● What needs to be done: Find the word "PAPI" in the listing; pull out each line holding it.

● Supplied entries:
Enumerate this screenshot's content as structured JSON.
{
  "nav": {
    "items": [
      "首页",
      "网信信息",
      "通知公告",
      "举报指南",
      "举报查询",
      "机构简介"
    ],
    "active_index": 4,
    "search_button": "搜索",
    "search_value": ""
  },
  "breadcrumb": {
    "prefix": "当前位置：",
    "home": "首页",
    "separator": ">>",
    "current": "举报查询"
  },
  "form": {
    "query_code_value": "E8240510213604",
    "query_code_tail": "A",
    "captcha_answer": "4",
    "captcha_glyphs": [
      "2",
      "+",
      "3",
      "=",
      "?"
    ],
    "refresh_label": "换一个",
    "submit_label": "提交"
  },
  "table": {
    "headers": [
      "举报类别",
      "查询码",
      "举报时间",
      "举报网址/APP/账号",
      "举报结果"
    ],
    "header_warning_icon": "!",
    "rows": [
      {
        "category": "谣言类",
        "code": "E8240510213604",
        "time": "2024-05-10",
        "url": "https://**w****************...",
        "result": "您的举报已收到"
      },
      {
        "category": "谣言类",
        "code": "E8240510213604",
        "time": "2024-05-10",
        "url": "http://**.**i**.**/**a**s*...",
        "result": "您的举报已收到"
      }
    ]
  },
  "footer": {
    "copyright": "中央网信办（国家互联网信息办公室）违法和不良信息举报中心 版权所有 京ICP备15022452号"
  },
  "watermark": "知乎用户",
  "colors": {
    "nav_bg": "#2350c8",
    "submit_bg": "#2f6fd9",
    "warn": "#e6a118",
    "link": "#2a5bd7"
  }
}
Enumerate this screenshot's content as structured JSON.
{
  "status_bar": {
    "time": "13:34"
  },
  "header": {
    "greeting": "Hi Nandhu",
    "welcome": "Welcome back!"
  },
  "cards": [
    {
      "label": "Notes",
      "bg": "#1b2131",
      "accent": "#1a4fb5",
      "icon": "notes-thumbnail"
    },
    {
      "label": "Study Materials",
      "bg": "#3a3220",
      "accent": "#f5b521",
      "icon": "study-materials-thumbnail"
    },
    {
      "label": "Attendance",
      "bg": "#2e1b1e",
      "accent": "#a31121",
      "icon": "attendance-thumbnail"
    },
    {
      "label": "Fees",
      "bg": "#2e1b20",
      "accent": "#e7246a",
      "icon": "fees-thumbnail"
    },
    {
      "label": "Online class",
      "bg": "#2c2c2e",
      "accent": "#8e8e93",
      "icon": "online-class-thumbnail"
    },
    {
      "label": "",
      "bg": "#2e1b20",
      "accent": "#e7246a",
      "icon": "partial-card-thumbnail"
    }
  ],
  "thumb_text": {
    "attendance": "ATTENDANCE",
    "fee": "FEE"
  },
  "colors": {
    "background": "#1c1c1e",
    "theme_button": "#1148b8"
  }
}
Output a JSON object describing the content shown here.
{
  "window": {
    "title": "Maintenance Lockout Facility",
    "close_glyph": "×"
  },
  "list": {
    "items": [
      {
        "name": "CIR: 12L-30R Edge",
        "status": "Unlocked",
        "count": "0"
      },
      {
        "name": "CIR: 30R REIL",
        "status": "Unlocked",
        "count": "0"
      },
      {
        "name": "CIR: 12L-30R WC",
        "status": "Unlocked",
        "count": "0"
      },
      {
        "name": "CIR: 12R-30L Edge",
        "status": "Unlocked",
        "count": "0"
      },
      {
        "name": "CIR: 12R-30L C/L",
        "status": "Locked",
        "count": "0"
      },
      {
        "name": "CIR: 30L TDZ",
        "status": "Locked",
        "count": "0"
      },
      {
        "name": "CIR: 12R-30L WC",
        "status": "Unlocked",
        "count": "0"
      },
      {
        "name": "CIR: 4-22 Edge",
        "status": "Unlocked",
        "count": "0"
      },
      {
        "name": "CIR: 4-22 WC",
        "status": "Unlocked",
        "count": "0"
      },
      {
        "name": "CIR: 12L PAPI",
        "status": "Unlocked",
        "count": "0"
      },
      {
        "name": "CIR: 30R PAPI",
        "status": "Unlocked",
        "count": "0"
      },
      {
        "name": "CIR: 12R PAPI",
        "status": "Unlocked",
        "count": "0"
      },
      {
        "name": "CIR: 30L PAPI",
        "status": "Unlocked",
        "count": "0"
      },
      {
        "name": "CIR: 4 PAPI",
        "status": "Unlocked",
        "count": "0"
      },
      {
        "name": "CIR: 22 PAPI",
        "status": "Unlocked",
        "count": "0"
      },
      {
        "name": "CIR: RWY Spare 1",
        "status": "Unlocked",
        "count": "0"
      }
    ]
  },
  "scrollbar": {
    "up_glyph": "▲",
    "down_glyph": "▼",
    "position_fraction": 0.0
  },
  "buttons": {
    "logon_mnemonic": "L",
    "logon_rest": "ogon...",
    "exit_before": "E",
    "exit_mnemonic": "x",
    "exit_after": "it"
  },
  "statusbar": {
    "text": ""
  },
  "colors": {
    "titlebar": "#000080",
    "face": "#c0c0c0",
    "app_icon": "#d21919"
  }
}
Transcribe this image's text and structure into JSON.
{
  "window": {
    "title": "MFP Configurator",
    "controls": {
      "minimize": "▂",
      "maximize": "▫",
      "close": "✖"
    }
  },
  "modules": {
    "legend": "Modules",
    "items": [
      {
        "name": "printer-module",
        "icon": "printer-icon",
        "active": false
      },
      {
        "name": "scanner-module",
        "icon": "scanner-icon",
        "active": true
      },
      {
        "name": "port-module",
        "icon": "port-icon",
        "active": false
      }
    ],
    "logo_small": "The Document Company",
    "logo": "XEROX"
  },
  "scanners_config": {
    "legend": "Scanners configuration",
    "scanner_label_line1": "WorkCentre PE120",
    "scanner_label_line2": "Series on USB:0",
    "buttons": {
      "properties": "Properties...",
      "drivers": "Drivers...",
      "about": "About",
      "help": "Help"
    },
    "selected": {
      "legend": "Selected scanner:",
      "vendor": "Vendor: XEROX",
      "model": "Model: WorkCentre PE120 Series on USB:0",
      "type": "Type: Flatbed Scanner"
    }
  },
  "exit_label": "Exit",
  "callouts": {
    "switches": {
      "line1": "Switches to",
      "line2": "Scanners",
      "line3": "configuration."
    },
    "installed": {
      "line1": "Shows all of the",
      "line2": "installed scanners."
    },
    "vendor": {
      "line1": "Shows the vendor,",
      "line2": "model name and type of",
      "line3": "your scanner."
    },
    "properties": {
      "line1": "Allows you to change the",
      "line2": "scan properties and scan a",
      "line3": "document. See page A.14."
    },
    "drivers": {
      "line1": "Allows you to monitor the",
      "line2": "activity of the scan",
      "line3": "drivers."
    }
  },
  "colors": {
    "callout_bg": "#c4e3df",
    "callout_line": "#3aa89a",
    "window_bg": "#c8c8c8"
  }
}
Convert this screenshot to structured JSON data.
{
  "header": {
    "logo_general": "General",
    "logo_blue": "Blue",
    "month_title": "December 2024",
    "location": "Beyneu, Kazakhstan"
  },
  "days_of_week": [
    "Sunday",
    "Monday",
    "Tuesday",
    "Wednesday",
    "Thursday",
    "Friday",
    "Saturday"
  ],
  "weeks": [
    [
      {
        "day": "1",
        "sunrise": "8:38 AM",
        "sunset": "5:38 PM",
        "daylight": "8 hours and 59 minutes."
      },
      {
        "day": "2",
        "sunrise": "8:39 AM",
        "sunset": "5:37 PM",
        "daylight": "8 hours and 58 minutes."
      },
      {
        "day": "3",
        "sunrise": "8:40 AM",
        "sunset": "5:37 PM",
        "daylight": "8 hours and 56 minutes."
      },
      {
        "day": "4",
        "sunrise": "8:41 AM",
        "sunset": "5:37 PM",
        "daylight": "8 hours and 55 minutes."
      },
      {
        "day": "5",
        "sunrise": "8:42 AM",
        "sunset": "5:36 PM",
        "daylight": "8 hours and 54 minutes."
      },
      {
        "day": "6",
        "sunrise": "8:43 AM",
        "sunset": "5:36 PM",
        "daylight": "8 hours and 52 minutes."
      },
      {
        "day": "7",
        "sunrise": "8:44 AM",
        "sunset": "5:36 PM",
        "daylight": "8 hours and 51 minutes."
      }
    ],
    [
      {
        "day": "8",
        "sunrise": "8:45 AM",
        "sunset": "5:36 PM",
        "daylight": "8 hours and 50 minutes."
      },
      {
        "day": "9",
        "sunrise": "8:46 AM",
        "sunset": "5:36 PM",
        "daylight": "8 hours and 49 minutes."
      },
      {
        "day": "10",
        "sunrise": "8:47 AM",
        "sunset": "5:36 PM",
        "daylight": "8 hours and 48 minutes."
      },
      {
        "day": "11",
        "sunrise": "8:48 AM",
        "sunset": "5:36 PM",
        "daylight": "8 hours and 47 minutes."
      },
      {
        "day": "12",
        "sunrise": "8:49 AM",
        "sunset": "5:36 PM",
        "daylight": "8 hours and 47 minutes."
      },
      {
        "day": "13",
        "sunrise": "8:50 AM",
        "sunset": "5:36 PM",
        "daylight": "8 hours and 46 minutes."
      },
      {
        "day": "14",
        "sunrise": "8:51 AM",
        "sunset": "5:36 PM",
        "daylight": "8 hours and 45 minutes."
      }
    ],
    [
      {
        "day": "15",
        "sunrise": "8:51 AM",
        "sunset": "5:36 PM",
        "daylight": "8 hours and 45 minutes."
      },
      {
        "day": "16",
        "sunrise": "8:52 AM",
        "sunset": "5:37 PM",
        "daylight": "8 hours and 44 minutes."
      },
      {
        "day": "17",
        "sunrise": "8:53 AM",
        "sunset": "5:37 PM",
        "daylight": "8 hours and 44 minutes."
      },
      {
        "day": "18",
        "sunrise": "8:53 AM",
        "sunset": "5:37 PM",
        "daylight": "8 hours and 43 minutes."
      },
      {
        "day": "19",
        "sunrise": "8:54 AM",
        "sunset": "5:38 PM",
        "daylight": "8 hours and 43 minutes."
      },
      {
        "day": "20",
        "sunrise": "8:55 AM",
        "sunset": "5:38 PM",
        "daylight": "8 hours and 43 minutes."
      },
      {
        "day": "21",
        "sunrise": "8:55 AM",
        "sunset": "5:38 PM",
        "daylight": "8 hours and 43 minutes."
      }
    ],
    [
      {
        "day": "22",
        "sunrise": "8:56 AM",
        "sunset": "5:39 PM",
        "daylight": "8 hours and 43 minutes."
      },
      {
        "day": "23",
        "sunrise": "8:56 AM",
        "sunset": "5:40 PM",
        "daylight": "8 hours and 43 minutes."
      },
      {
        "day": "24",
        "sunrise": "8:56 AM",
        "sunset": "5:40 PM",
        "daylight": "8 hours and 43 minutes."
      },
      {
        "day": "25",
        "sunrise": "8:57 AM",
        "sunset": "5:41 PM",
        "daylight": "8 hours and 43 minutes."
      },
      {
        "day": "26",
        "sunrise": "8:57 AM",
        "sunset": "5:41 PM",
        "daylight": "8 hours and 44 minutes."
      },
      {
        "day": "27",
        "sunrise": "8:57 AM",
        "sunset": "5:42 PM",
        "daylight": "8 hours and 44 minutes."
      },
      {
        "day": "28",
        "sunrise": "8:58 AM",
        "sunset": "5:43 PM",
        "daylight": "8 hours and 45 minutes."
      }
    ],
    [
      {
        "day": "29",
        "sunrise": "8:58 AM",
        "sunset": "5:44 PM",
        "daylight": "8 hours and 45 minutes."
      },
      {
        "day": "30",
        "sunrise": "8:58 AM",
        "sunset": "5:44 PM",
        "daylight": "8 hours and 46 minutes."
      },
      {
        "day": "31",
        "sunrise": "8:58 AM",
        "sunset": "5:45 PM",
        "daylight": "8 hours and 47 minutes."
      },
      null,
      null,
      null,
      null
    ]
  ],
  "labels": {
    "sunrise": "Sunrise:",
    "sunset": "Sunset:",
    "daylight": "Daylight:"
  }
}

● Task answer:
        "name": "CIR: 12L PAPI",
        "name": "CIR: 30R PAPI",
        "name": "CIR: 12R PAPI",
        "name": "CIR: 30L PAPI",
        "name": "CIR: 4 PAPI",
        "name": "CIR: 22 PAPI",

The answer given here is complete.